** RECORDS PROVIDED **
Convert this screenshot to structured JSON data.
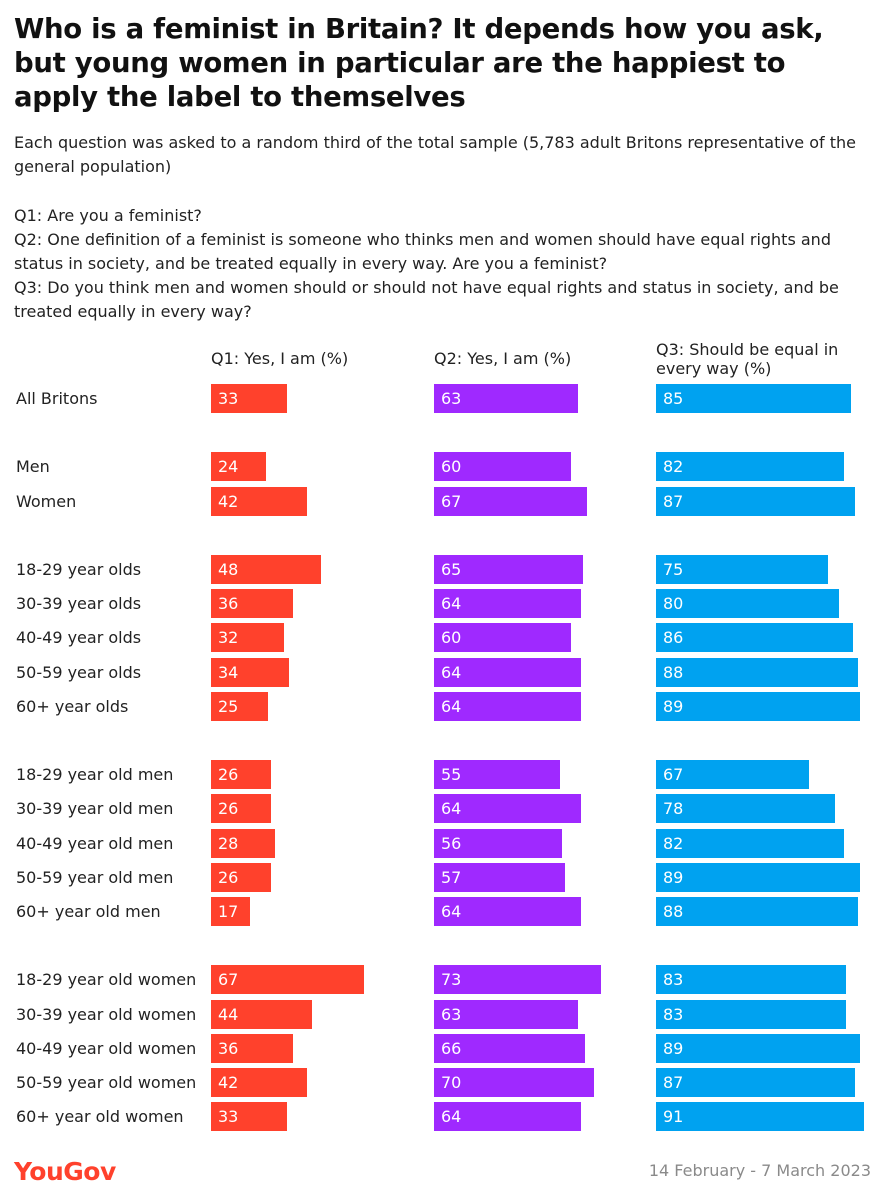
{
  "chart_data": {
    "type": "bar",
    "orientation": "horizontal",
    "title": "Who is a feminist in Britain? It depends how you ask, but young women in particular are the happiest to apply the label to themselves",
    "subtitle": "Each question was asked to a random third of the total sample (5,783 adult Britons representative of the general population)",
    "questions": [
      "Q1: Are you a feminist?",
      "Q2: One definition of a feminist is someone who thinks men and women should have equal rights and status in society, and be treated equally in every way. Are you a feminist?",
      "Q3: Do you think men and women should or should not have equal rights and status in society, and be treated equally in every way?"
    ],
    "xlim": [
      0,
      100
    ],
    "categories": [
      "All Britons",
      "Men",
      "Women",
      "18-29 year olds",
      "30-39 year olds",
      "40-49 year olds",
      "50-59 year olds",
      "60+ year olds",
      "18-29 year old men",
      "30-39 year old men",
      "40-49 year old men",
      "50-59 year old men",
      "60+ year old men",
      "18-29 year old women",
      "30-39 year old women",
      "40-49 year old women",
      "50-59 year old women",
      "60+ year old women"
    ],
    "groups": [
      [
        0
      ],
      [
        1,
        2
      ],
      [
        3,
        4,
        5,
        6,
        7
      ],
      [
        8,
        9,
        10,
        11,
        12
      ],
      [
        13,
        14,
        15,
        16,
        17
      ]
    ],
    "series": [
      {
        "name": "Q1: Yes, I am (%)",
        "color": "#ff412c",
        "values": [
          33,
          24,
          42,
          48,
          36,
          32,
          34,
          25,
          26,
          26,
          28,
          26,
          17,
          67,
          44,
          36,
          42,
          33
        ]
      },
      {
        "name": "Q2: Yes, I am (%)",
        "color": "#9f29ff",
        "values": [
          63,
          60,
          67,
          65,
          64,
          60,
          64,
          64,
          55,
          64,
          56,
          57,
          64,
          73,
          63,
          66,
          70,
          64
        ]
      },
      {
        "name": "Q3: Should be equal in every way (%)",
        "color": "#00a2f0",
        "values": [
          85,
          82,
          87,
          75,
          80,
          86,
          88,
          89,
          67,
          78,
          82,
          89,
          88,
          83,
          83,
          89,
          87,
          91
        ]
      }
    ]
  },
  "footer": {
    "brand": "YouGov",
    "date_range": "14 February - 7 March 2023"
  }
}
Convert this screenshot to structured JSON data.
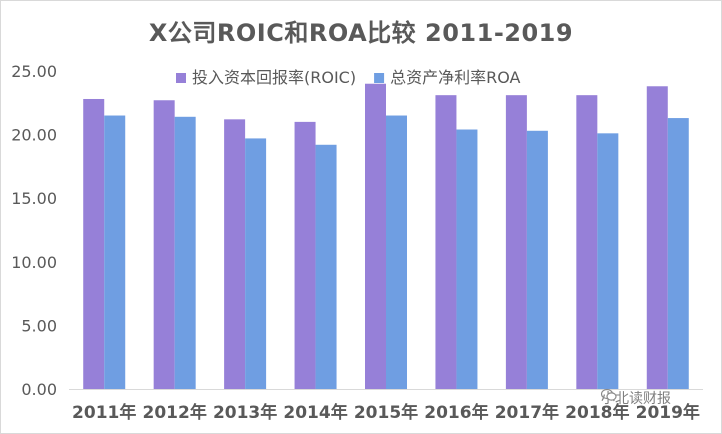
{
  "colors": {
    "roic": "#9680d8",
    "roa": "#6f9ee2",
    "grid": "#d9d9d9",
    "text": "#595959"
  },
  "chart_data": {
    "type": "bar",
    "title": "X公司ROIC和ROA比较 2011-2019",
    "categories": [
      "2011年",
      "2012年",
      "2013年",
      "2014年",
      "2015年",
      "2016年",
      "2017年",
      "2018年",
      "2019年"
    ],
    "series": [
      {
        "name": "投入资本回报率(ROIC)",
        "values": [
          22.8,
          22.7,
          21.2,
          21.0,
          24.0,
          23.1,
          23.1,
          23.1,
          23.8
        ]
      },
      {
        "name": "总资产净利率ROA",
        "values": [
          21.5,
          21.4,
          19.7,
          19.2,
          21.5,
          20.4,
          20.3,
          20.1,
          21.3
        ]
      }
    ],
    "yticks": [
      "0.00",
      "5.00",
      "10.00",
      "15.00",
      "20.00",
      "25.00"
    ],
    "ylim": [
      0,
      25
    ],
    "legend": "top-center",
    "grid": false
  },
  "watermark": "小北读财报"
}
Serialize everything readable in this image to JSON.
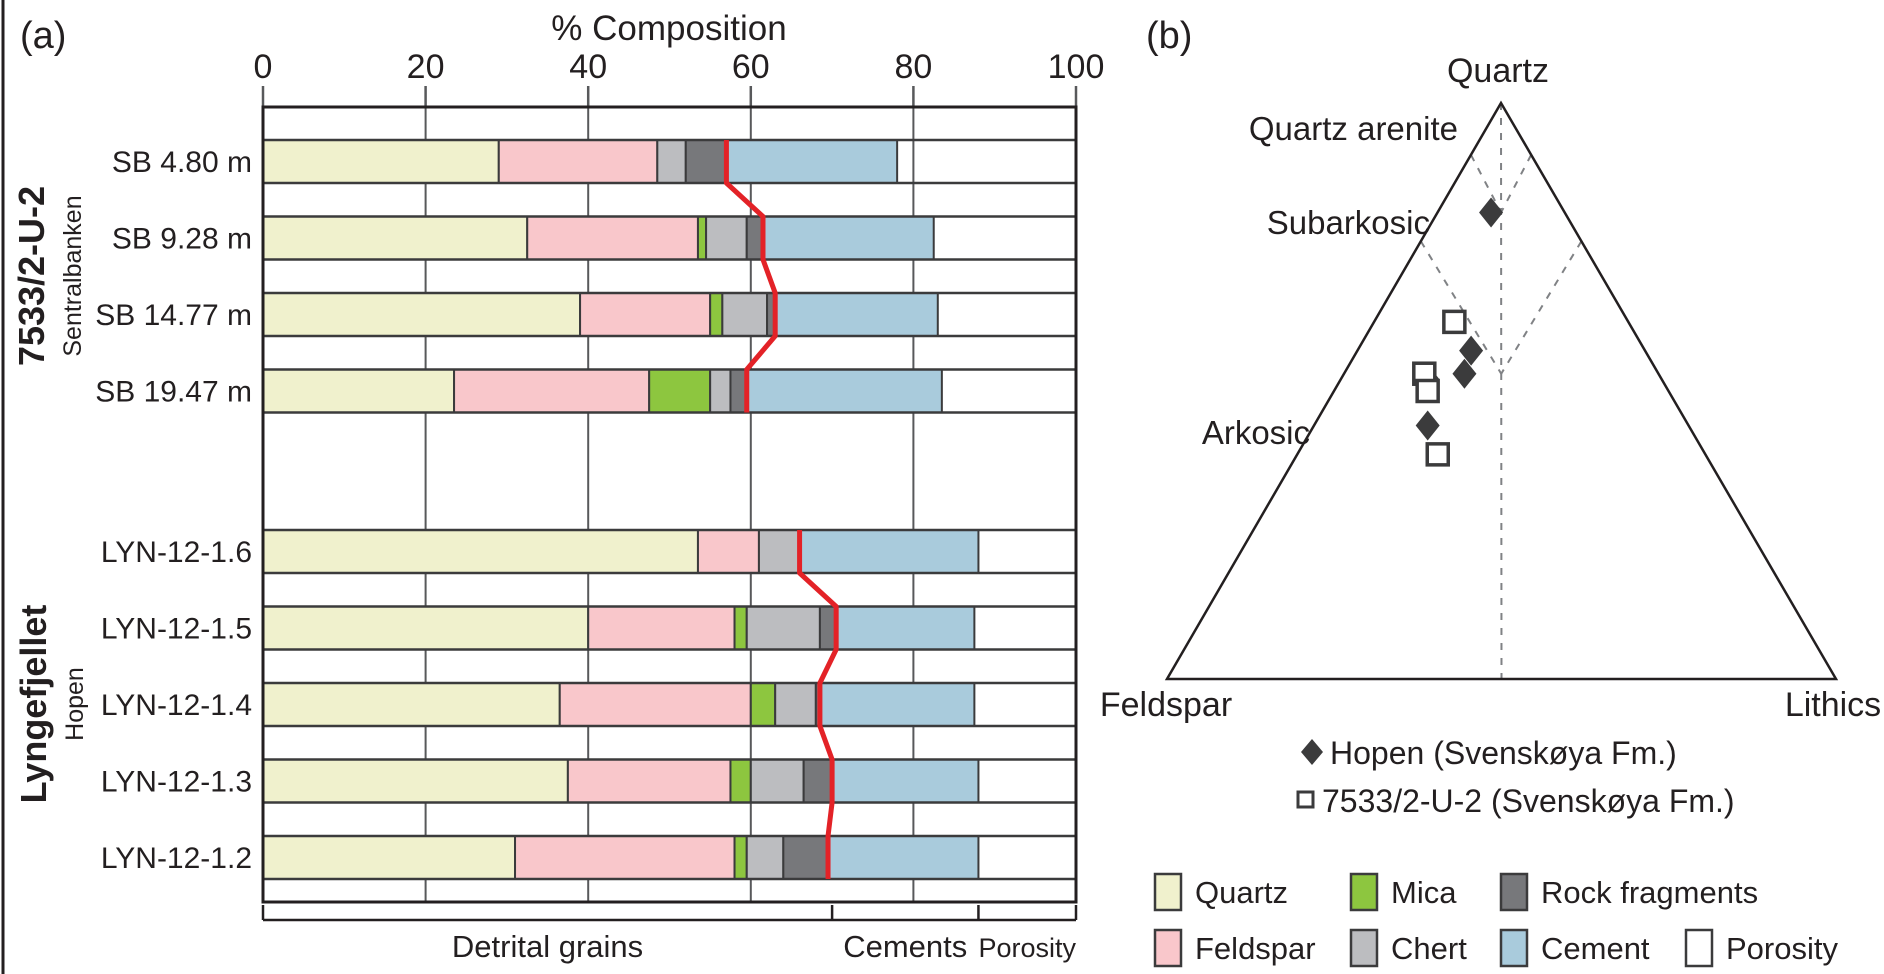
{
  "figure": {
    "background": "#ffffff",
    "colors": {
      "accent_red": "#e32227",
      "text": "#231f20",
      "grid": "#58595b",
      "bar_border": "#3b3b3c"
    },
    "panel_a": {
      "label": "(a)",
      "title": "% Composition",
      "axis_ticks": [
        0,
        20,
        40,
        60,
        80,
        100
      ],
      "groups": [
        {
          "name": "7533/2-U-2",
          "subname": "Sentralbanken"
        },
        {
          "name": "Lyngefjellet",
          "subname": "Hopen"
        }
      ],
      "footer_brackets": [
        {
          "label": "Detrital grains",
          "from": 0,
          "to": 70
        },
        {
          "label": "Cements",
          "from": 70,
          "to": 88
        },
        {
          "label": "Porosity",
          "from": 88,
          "to": 100
        }
      ],
      "chart_data": {
        "type": "bar",
        "orientation": "horizontal",
        "stacked": true,
        "xlabel": "% Composition",
        "xlim": [
          0,
          100
        ],
        "grid": true,
        "categories": [
          "SB 4.80 m",
          "SB 9.28 m",
          "SB 14.77 m",
          "SB 19.47 m",
          "LYN-12-1.6",
          "LYN-12-1.5",
          "LYN-12-1.4",
          "LYN-12-1.3",
          "LYN-12-1.2"
        ],
        "category_groups": [
          {
            "name": "7533/2-U-2",
            "subname": "Sentralbanken",
            "count": 4
          },
          {
            "name": "Lyngefjellet",
            "subname": "Hopen",
            "count": 5
          }
        ],
        "series": [
          {
            "name": "Quartz",
            "color": "#f0f1cd",
            "values": [
              29,
              32.5,
              39,
              23.5,
              53.5,
              40,
              36.5,
              37.5,
              31
            ]
          },
          {
            "name": "Feldspar",
            "color": "#f9c7cb",
            "values": [
              19.5,
              21,
              16,
              24,
              7.5,
              18,
              23.5,
              20,
              27
            ]
          },
          {
            "name": "Mica",
            "color": "#8dc63f",
            "values": [
              0,
              1,
              1.5,
              7.5,
              0,
              1.5,
              3,
              2.5,
              1.5
            ]
          },
          {
            "name": "Chert",
            "color": "#bcbdc0",
            "values": [
              3.5,
              5,
              5.5,
              2.5,
              5,
              9,
              5,
              6.5,
              4.5
            ]
          },
          {
            "name": "Rock fragments",
            "color": "#77787b",
            "values": [
              5,
              2,
              1,
              2,
              0,
              2,
              0.5,
              3.5,
              5.5
            ]
          },
          {
            "name": "Cement",
            "color": "#a9cbdc",
            "values": [
              21,
              21,
              20,
              24,
              22,
              17,
              19,
              18,
              18.5
            ]
          },
          {
            "name": "Porosity",
            "color": "#ffffff",
            "values": [
              22,
              17.5,
              17,
              16.5,
              12,
              12.5,
              12.5,
              12,
              12
            ]
          }
        ],
        "divider_line": {
          "name": "detrital-cement-boundary",
          "color": "#e32227",
          "values": [
            57,
            61.5,
            63,
            59.5,
            66,
            70.5,
            68.5,
            70,
            69.5
          ]
        }
      }
    },
    "panel_b": {
      "label": "(b)",
      "corner_labels": {
        "top": "Quartz",
        "bottom_left": "Feldspar",
        "bottom_right": "Lithics"
      },
      "field_labels": [
        "Quartz arenite",
        "Subarkosic",
        "Arkosic"
      ],
      "chart_data": {
        "type": "scatter",
        "subtype": "ternary",
        "axes": [
          "Quartz",
          "Feldspar",
          "Lithics"
        ],
        "series": [
          {
            "name": "Hopen (Svenskøya Fm.)",
            "marker": "filled-diamond",
            "points": [
              {
                "q": 81,
                "f": 11,
                "l": 8
              },
              {
                "q": 57,
                "f": 26,
                "l": 17
              },
              {
                "q": 53,
                "f": 29,
                "l": 18
              },
              {
                "q": 52,
                "f": 35,
                "l": 13
              },
              {
                "q": 44,
                "f": 39,
                "l": 17
              }
            ]
          },
          {
            "name": "7533/2-U-2 (Svenskøya Fm.)",
            "marker": "open-square",
            "points": [
              {
                "q": 62,
                "f": 26,
                "l": 12
              },
              {
                "q": 53,
                "f": 35,
                "l": 12
              },
              {
                "q": 50,
                "f": 36,
                "l": 14
              },
              {
                "q": 39,
                "f": 40,
                "l": 21
              }
            ]
          }
        ],
        "classification_lines": [
          {
            "name": "centerline",
            "points": [
              [
                100,
                0,
                0
              ],
              [
                0,
                50,
                50
              ]
            ]
          },
          {
            "name": "upper-left",
            "points": [
              [
                91,
                9,
                0
              ],
              [
                81,
                9.5,
                9.5
              ]
            ]
          },
          {
            "name": "upper-right",
            "points": [
              [
                91,
                0,
                9
              ],
              [
                81,
                9.5,
                9.5
              ]
            ]
          },
          {
            "name": "lower-left",
            "points": [
              [
                76,
                24,
                0
              ],
              [
                53,
                23.5,
                23.5
              ]
            ]
          },
          {
            "name": "lower-right",
            "points": [
              [
                76,
                0,
                24
              ],
              [
                53,
                23.5,
                23.5
              ]
            ]
          }
        ]
      },
      "marker_legend": [
        {
          "marker": "filled-diamond",
          "label": "Hopen (Svenskøya Fm.)"
        },
        {
          "marker": "open-square",
          "label": "7533/2-U-2 (Svenskøya Fm.)"
        }
      ]
    },
    "color_legend": {
      "rows": [
        [
          {
            "label": "Quartz",
            "color": "#f0f1cd"
          },
          {
            "label": "Mica",
            "color": "#8dc63f"
          },
          {
            "label": "Rock fragments",
            "color": "#77787b"
          }
        ],
        [
          {
            "label": "Feldspar",
            "color": "#f9c7cb"
          },
          {
            "label": "Chert",
            "color": "#bcbdc0"
          },
          {
            "label": "Cement",
            "color": "#a9cbdc"
          },
          {
            "label": "Porosity",
            "color": "#ffffff"
          }
        ]
      ]
    }
  }
}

** AIM **
How many lines of the listing above include the word "Lyngefjellet"? State the number and nothing else.

** THE SOLUTION **
2